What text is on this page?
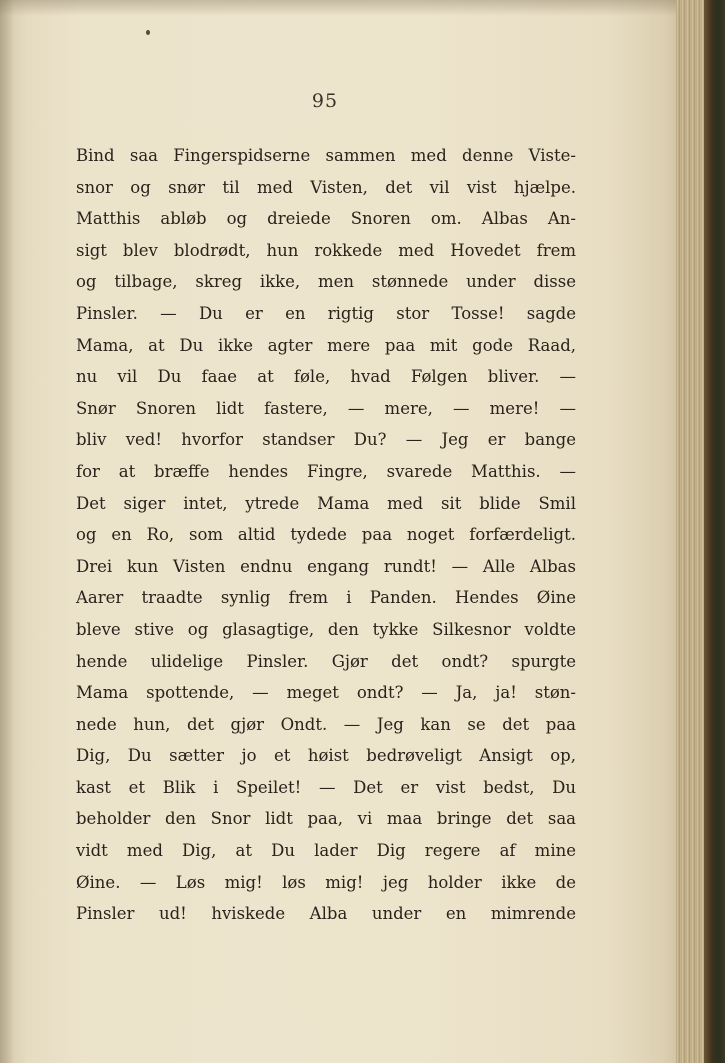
95
Bind saa Fingerspidserne sammen med denne Viste-
snor og snør til med Visten, det vil vist hjælpe.
Matthis abløb og dreiede Snoren om. Albas An-
sigt blev blodrødt, hun rokkede med Hovedet frem
og tilbage, skreg ikke, men stønnede under disse
Pinsler. — Du er en rigtig stor Tosse! sagde
Mama, at Du ikke agter mere paa mit gode Raad,
nu vil Du faae at føle, hvad Følgen bliver. —
Snør Snoren lidt fastere, — mere, — mere! —
bliv ved! hvorfor standser Du? — Jeg er bange
for at bræffe hendes Fingre, svarede Matthis. —
Det siger intet, ytrede Mama med sit blide Smil
og en Ro, som altid tydede paa noget forfærdeligt.
Drei kun Visten endnu engang rundt! — Alle Albas
Aarer traadte synlig frem i Panden. Hendes Øine
bleve stive og glasagtige, den tykke Silkesnor voldte
hende ulidelige Pinsler. Gjør det ondt? spurgte
Mama spottende, — meget ondt? — Ja, ja! støn-
nede hun, det gjør Ondt. — Jeg kan se det paa
Dig, Du sætter jo et høist bedrøveligt Ansigt op,
kast et Blik i Speilet! — Det er vist bedst, Du
beholder den Snor lidt paa, vi maa bringe det saa
vidt med Dig, at Du lader Dig regere af mine
Øine. — Løs mig! løs mig! jeg holder ikke de
Pinsler ud! hviskede Alba under en mimrende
::::::
* **Given instruction**:
Each line of the material must be retyped exactly, except that images are omitted.

* **Solution for this task**:
What text is on this page?
95
Bind saa Fingerspidserne sammen med denne Viste-
snor og snør til med Visten, det vil vist hjælpe.
Matthis abløb og dreiede Snoren om. Albas An-
sigt blev blodrødt, hun rokkede med Hovedet frem
og tilbage, skreg ikke, men stønnede under disse
Pinsler. — Du er en rigtig stor Tosse! sagde
Mama, at Du ikke agter mere paa mit gode Raad,
nu vil Du faae at føle, hvad Følgen bliver. —
Snør Snoren lidt fastere, — mere, — mere! —
bliv ved! hvorfor standser Du? — Jeg er bange
for at bræffe hendes Fingre, svarede Matthis. —
Det siger intet, ytrede Mama med sit blide Smil
og en Ro, som altid tydede paa noget forfærdeligt.
Drei kun Visten endnu engang rundt! — Alle Albas
Aarer traadte synlig frem i Panden. Hendes Øine
bleve stive og glasagtige, den tykke Silkesnor voldte
hende ulidelige Pinsler. Gjør det ondt? spurgte
Mama spottende, — meget ondt? — Ja, ja! støn-
nede hun, det gjør Ondt. — Jeg kan se det paa
Dig, Du sætter jo et høist bedrøveligt Ansigt op,
kast et Blik i Speilet! — Det er vist bedst, Du
beholder den Snor lidt paa, vi maa bringe det saa
vidt med Dig, at Du lader Dig regere af mine
Øine. — Løs mig! løs mig! jeg holder ikke de
Pinsler ud! hviskede Alba under en mimrende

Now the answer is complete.